▶ **TASK PROMPT**: Render every line of the records below as a JSON list of strings, one string per line, with blank lines omitted.

(Extracted records)
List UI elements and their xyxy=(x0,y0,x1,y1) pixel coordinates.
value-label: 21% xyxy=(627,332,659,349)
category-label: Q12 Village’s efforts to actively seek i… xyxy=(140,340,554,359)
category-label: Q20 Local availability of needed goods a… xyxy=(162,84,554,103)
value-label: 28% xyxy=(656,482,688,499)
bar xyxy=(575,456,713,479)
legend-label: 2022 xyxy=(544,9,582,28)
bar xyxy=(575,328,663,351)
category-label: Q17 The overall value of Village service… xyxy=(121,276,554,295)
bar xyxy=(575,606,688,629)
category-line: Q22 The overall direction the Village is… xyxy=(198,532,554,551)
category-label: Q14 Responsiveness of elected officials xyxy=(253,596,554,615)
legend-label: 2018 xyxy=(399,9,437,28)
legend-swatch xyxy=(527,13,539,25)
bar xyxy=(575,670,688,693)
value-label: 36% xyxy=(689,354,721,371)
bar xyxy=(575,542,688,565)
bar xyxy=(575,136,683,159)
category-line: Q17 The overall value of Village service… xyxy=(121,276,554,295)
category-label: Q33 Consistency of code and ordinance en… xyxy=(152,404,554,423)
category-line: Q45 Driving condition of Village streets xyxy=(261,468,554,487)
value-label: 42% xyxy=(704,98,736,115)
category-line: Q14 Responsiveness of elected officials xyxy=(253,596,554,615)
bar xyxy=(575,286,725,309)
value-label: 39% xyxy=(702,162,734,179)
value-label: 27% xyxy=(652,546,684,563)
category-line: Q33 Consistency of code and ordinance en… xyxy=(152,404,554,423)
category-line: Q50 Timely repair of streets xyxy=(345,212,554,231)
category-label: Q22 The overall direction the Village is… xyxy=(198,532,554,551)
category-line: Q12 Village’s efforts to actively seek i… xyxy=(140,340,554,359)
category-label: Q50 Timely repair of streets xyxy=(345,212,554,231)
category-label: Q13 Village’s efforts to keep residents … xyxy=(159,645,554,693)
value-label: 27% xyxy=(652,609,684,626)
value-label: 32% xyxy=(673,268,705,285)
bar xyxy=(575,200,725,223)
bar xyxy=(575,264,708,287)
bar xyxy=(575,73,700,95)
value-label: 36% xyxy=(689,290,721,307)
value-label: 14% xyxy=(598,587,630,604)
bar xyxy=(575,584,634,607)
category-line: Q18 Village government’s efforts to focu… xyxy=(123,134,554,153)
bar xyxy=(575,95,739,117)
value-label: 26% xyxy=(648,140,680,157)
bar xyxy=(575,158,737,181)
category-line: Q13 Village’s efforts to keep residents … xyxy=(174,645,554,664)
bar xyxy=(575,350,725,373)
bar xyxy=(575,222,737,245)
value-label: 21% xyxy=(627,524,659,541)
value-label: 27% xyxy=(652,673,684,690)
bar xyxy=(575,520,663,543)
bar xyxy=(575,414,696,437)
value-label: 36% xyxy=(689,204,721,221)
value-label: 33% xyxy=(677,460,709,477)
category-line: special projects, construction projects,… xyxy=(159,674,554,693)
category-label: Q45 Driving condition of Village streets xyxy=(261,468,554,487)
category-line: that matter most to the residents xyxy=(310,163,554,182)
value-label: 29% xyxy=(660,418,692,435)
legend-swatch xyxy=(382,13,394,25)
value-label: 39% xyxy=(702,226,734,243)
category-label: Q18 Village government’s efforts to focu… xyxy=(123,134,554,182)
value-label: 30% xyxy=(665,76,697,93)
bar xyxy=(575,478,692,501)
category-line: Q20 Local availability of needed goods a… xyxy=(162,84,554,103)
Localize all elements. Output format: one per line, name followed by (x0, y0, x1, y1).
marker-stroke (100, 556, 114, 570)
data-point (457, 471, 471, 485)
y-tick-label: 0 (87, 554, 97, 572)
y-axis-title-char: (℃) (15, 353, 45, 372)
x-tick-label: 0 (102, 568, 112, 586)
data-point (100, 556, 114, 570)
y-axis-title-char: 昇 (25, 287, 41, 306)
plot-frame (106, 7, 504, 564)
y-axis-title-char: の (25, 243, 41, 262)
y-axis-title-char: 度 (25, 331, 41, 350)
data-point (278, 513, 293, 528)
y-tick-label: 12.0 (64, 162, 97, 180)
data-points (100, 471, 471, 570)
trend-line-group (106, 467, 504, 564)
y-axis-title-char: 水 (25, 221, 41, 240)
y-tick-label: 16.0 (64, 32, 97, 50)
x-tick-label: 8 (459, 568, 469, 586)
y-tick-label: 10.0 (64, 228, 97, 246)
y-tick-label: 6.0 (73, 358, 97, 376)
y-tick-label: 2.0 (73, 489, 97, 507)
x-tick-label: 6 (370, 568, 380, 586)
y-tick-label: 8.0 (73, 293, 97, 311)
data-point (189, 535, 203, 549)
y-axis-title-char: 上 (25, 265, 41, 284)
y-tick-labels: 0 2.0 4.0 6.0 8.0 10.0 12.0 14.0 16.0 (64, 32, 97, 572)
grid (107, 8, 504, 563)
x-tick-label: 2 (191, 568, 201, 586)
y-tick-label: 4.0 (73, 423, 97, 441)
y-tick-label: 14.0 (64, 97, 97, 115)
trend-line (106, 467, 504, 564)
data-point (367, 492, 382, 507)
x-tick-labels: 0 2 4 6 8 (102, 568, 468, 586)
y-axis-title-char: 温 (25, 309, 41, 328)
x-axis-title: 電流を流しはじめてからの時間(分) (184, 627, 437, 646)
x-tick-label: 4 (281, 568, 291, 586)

▶ **RESPONSE TO THIS EXERCISE**:
[
  "List UI elements and their xyxy=(x0,y0,x1,y1) pixel coordinates.",
  "value-label: 21% xyxy=(627,332,659,349)",
  "category-label: Q12 Village’s efforts to actively seek i… xyxy=(140,340,554,359)",
  "category-label: Q20 Local availability of needed goods a… xyxy=(162,84,554,103)",
  "value-label: 28% xyxy=(656,482,688,499)",
  "bar xyxy=(575,456,713,479)",
  "legend-label: 2022 xyxy=(544,9,582,28)",
  "bar xyxy=(575,328,663,351)",
  "category-label: Q17 The overall value of Village service… xyxy=(121,276,554,295)",
  "bar xyxy=(575,606,688,629)",
  "category-line: Q22 The overall direction the Village is… xyxy=(198,532,554,551)",
  "category-label: Q14 Responsiveness of elected officials xyxy=(253,596,554,615)",
  "legend-label: 2018 xyxy=(399,9,437,28)",
  "legend-swatch xyxy=(527,13,539,25)",
  "bar xyxy=(575,670,688,693)",
  "value-label: 36% xyxy=(689,354,721,371)",
  "bar xyxy=(575,542,688,565)",
  "bar xyxy=(575,136,683,159)",
  "category-line: Q17 The overall value of Village service… xyxy=(121,276,554,295)",
  "category-label: Q33 Consistency of code and ordinance en… xyxy=(152,404,554,423)",
  "category-line: Q45 Driving condition of Village streets xyxy=(261,468,554,487)",
  "value-label: 42% xyxy=(704,98,736,115)",
  "category-line: Q14 Responsiveness of elected officials xyxy=(253,596,554,615)",
  "bar xyxy=(575,286,725,309)",
  "value-label: 39% xyxy=(702,162,734,179)",
  "value-label: 27% xyxy=(652,546,684,563)",
  "category-line: Q33 Consistency of code and ordinance en… xyxy=(152,404,554,423)",
  "category-line: Q50 Timely repair of streets xyxy=(345,212,554,231)",
  "category-label: Q22 The overall direction the Village is… xyxy=(198,532,554,551)",
  "category-line: Q12 Village’s efforts to actively seek i… xyxy=(140,340,554,359)",
  "category-label: Q50 Timely repair of streets xyxy=(345,212,554,231)",
  "category-label: Q13 Village’s efforts to keep residents … xyxy=(159,645,554,693)",
  "value-label: 27% xyxy=(652,609,684,626)",
  "value-label: 32% xyxy=(673,268,705,285)",
  "bar xyxy=(575,200,725,223)",
  "bar xyxy=(575,264,708,287)",
  "bar xyxy=(575,73,700,95)",
  "value-label: 36% xyxy=(689,290,721,307)",
  "value-label: 14% xyxy=(598,587,630,604)",
  "bar xyxy=(575,584,634,607)",
  "category-line: Q18 Village government’s efforts to focu… xyxy=(123,134,554,153)",
  "bar xyxy=(575,95,739,117)",
  "value-label: 26% xyxy=(648,140,680,157)",
  "bar xyxy=(575,158,737,181)",
  "category-line: Q13 Village’s efforts to keep residents … xyxy=(174,645,554,664)",
  "bar xyxy=(575,350,725,373)",
  "bar xyxy=(575,222,737,245)",
  "value-label: 21% xyxy=(627,524,659,541)",
  "value-label: 27% xyxy=(652,673,684,690)",
  "bar xyxy=(575,520,663,543)",
  "bar xyxy=(575,414,696,437)",
  "value-label: 36% xyxy=(689,204,721,221)",
  "value-label: 33% xyxy=(677,460,709,477)",
  "category-line: special projects, construction projects,… xyxy=(159,674,554,693)",
  "category-label: Q45 Driving condition of Village streets xyxy=(261,468,554,487)",
  "category-line: that matter most to the residents xyxy=(310,163,554,182)",
  "value-label: 29% xyxy=(660,418,692,435)",
  "legend-swatch xyxy=(382,13,394,25)",
  "value-label: 39% xyxy=(702,226,734,243)",
  "category-label: Q18 Village government’s efforts to focu… xyxy=(123,134,554,182)",
  "value-label: 30% xyxy=(665,76,697,93)",
  "bar xyxy=(575,478,692,501)",
  "category-line: Q20 Local availability of needed goods a… xyxy=(162,84,554,103)",
  "Localize all elements. Output format: one per line, name followed by (x0, y0, x1, y1).",
  "marker-stroke (100, 556, 114, 570)",
  "data-point (457, 471, 471, 485)",
  "y-tick-label: 0 (87, 554, 97, 572)",
  "y-axis-title-char: (℃) (15, 353, 45, 372)",
  "x-tick-label: 0 (102, 568, 112, 586)",
  "data-point (100, 556, 114, 570)",
  "y-axis-title-char: 昇 (25, 287, 41, 306)",
  "plot-frame (106, 7, 504, 564)",
  "y-axis-title-char: の (25, 243, 41, 262)",
  "y-axis-title-char: 度 (25, 331, 41, 350)",
  "data-point (278, 513, 293, 528)",
  "y-tick-label: 12.0 (64, 162, 97, 180)",
  "data-points (100, 471, 471, 570)",
  "trend-line-group (106, 467, 504, 564)",
  "y-axis-title-char: 水 (25, 221, 41, 240)",
  "y-tick-label: 16.0 (64, 32, 97, 50)",
  "x-tick-label: 8 (459, 568, 469, 586)",
  "y-tick-label: 10.0 (64, 228, 97, 246)",
  "y-tick-label: 6.0 (73, 358, 97, 376)",
  "y-tick-label: 2.0 (73, 489, 97, 507)",
  "x-tick-label: 6 (370, 568, 380, 586)",
  "y-tick-label: 8.0 (73, 293, 97, 311)",
  "data-point (189, 535, 203, 549)",
  "y-axis-title-char: 上 (25, 265, 41, 284)",
  "y-tick-labels: 0 2.0 4.0 6.0 8.0 10.0 12.0 14.0 16.0 (64, 32, 97, 572)",
  "grid (107, 8, 504, 563)",
  "x-tick-label: 2 (191, 568, 201, 586)",
  "y-tick-label: 4.0 (73, 423, 97, 441)",
  "y-tick-label: 14.0 (64, 97, 97, 115)",
  "trend-line (106, 467, 504, 564)",
  "data-point (367, 492, 382, 507)",
  "x-tick-labels: 0 2 4 6 8 (102, 568, 468, 586)",
  "y-axis-title-char: 温 (25, 309, 41, 328)",
  "x-axis-title: 電流を流しはじめてからの時間(分) (184, 627, 437, 646)",
  "x-tick-label: 4 (281, 568, 291, 586)"
]